───── PAGE EXCERPT ─────
I realize this update is not what some of you have been waiting for and I’m sorry for that. Let me add that to the tip of my 2010 regrets pile before I sweep them out the door, never to obsess over again. I have to keep my front porch clean and open to new possibilities, you see.

My father-in-law Jim, a doctor, has just prescribed a treatment of 2 rice krispies treats to be taken over the next 4 hours and I need to get on that. If I don’t see you around for awhile, take good care of yourself.
xoxo
Leah

Humongous Thank You

Friends,

I can’t express how much your notes, emails, texts, messages, love, support and prayers have meant to me this past week. Joe printed everything out and brought them to me in the hospital. Every night it was like a surge of encouragement to work hard and keep going.

My meds are still being fine-tuned. I’m a little up and down. I occasionally get a wave of hopelessness that dissipates in a few minutes, but the lithium is definitely making a difference.
───── GIVEN RECORDS ─────
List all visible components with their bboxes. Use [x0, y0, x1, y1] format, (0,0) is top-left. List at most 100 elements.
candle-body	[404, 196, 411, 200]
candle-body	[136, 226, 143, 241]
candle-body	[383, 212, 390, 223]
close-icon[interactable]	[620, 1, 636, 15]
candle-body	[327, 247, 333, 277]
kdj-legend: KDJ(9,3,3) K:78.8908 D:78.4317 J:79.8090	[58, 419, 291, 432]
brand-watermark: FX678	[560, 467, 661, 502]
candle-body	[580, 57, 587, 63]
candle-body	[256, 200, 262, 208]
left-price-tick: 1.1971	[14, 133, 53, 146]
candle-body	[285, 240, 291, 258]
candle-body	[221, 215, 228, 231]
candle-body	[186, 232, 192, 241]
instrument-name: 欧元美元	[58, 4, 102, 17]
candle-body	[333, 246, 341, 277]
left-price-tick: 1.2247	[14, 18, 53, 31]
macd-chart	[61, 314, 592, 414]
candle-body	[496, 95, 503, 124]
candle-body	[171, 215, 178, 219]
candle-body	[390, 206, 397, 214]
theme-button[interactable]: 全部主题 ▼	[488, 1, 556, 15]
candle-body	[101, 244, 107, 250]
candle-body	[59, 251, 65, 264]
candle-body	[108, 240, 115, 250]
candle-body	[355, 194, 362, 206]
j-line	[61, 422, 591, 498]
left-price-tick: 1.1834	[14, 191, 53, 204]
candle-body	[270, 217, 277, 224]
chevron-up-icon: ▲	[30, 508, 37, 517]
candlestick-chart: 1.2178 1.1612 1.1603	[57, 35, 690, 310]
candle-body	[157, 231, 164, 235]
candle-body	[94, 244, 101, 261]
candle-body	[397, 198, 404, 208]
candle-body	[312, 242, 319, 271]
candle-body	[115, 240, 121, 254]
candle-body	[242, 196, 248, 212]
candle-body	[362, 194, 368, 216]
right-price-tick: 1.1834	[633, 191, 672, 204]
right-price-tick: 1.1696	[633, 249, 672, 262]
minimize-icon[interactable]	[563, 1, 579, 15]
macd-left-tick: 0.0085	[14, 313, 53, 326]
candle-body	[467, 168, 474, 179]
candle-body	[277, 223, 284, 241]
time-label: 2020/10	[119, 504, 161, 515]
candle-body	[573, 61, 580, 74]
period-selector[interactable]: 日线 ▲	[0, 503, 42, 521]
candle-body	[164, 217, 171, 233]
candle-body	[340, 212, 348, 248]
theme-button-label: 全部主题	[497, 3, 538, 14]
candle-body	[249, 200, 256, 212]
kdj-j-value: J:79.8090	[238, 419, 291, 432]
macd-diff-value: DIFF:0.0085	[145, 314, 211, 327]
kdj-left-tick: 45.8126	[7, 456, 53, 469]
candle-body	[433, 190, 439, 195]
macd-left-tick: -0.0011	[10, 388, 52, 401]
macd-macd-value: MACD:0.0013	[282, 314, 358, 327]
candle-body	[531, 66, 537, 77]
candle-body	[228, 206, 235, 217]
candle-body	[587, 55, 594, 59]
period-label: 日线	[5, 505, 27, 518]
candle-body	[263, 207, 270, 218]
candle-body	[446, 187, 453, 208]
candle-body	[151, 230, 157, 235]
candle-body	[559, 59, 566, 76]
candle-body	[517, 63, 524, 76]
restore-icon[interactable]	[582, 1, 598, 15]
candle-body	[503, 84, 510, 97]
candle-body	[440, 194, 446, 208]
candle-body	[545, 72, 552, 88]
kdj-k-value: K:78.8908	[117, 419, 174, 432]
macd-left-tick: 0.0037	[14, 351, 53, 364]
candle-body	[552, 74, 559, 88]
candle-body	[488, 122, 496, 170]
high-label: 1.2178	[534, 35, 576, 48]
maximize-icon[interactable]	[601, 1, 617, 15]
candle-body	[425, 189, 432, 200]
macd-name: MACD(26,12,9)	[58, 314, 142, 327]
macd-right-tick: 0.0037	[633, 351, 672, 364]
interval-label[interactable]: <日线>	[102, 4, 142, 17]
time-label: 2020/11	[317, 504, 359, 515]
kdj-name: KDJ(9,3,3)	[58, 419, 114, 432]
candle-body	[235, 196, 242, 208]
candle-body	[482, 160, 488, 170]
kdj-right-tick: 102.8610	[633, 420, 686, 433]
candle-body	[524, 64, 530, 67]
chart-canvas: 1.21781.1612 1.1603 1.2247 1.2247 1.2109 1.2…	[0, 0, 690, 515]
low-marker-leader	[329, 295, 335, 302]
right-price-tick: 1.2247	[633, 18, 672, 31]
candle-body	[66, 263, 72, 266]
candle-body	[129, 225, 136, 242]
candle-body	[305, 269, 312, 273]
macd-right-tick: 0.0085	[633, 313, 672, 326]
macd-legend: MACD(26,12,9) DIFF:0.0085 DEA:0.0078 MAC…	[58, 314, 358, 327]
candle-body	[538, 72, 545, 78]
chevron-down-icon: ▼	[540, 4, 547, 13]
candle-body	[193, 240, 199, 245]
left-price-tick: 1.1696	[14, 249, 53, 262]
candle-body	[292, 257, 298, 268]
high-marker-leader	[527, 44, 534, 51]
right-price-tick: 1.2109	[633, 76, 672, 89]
─────
TASKS TO COMPLETE
[1] In the personal blog update, who printed out the messages and brought them to the hospital?
[2] Continue the personal blog update, beginning right after its final sentence.

ACTIVITY ANSWERS
[1] Joe

[2]
I’m not quite ready to jump back into regular life, but I am sticking a few toes in.

I would be dead if it wasn’t for Joe. He saved my life and continues to do so. He’s gentle and sincere and kind and loving and I can’t believe how lucky I am to have him as a partner in life.

I’m still processing everything that’s happened. I’ll write more next week.

Have a wonderful holiday weekend.

xoxoxoxoxoxoxo

Short Update

We went to San Diego for a vacation. We have family and good friends there along with beaches and so many things we love. It was a wonderful trip. Everything went smashingly. We were lazy and slept and read and relaxed and drank gin and beer and ate wonderful food. I’m almost afraid to talk about it in case it changes the past. Or something.

And then we came home to Virginia and it was good to be in my own bed and watch the fireflies dancing. My mother-in-law put catnip in Bas’ bed and he is now mostly crazy and very, very happy. We had great baked potatoes, good white fish and not great green beans for dinner. Joe has a bowl of Nibs sitting on the couch between us.

I can’t complain.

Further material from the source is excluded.